WHAT IS ASKED
Pictures aside, quote the whole listing exactly.

Collection entries:
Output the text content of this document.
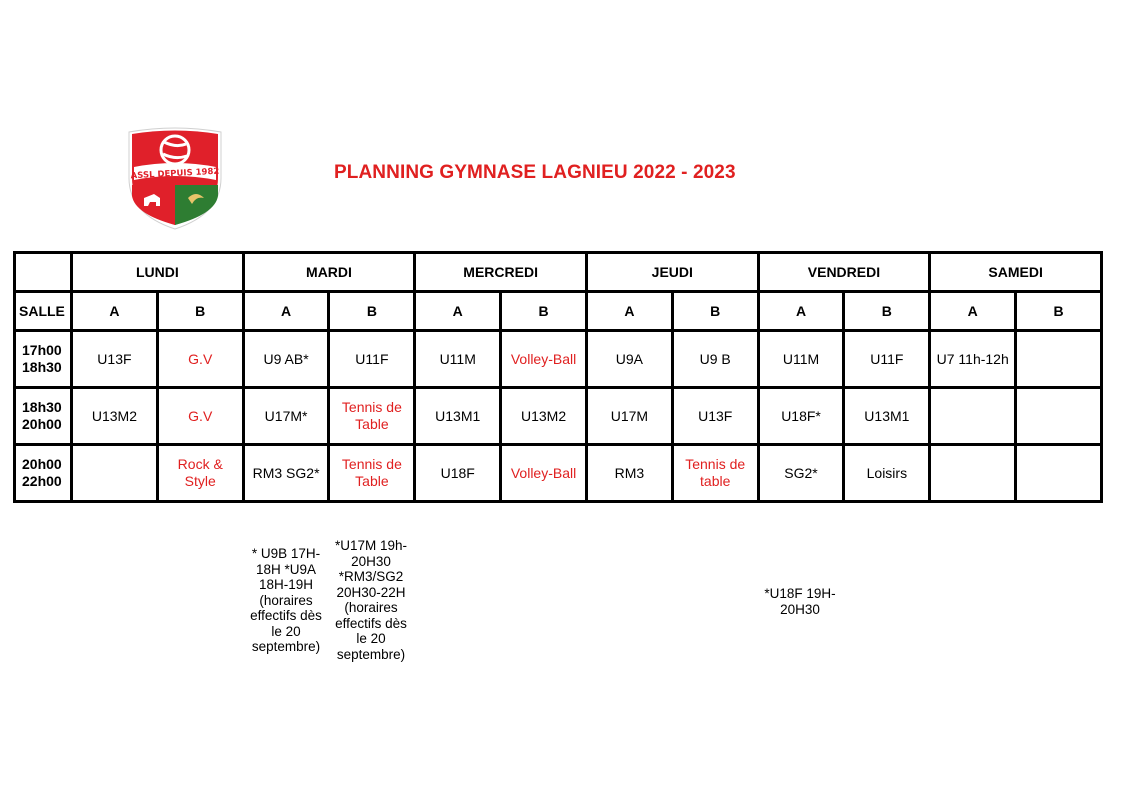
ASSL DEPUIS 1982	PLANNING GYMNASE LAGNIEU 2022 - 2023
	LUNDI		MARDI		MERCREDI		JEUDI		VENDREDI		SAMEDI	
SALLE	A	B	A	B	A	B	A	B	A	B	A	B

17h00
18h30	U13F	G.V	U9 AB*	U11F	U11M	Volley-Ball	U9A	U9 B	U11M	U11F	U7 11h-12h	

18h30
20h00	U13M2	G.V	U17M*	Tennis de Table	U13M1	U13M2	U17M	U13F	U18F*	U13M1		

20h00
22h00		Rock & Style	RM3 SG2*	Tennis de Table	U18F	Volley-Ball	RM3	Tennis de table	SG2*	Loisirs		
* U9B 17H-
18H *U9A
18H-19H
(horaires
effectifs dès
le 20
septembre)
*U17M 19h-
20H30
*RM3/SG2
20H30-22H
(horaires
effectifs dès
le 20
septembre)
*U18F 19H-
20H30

EXERCISE RESULT
Output the text content of this document.
ASSL DEPUIS 1982	PLANNING GYMNASE LAGNIEU 2022 - 2023
	LUNDI		MARDI		MERCREDI		JEUDI		VENDREDI		SAMEDI	
SALLE	A	B	A	B	A	B	A	B	A	B	A	B

17h00
18h30	U13F	G.V	U9 AB*	U11F	U11M	Volley-Ball	U9A	U9 B	U11M	U11F	U7 11h-12h	

18h30
20h00	U13M2	G.V	U17M*	Tennis de Table	U13M1	U13M2	U17M	U13F	U18F*	U13M1		

20h00
22h00		Rock & Style	RM3 SG2*	Tennis de Table	U18F	Volley-Ball	RM3	Tennis de table	SG2*	Loisirs		
* U9B 17H-
18H *U9A
18H-19H
(horaires
effectifs dès
le 20
septembre)
*U17M 19h-
20H30
*RM3/SG2
20H30-22H
(horaires
effectifs dès
le 20
septembre)
*U18F 19H-
20H30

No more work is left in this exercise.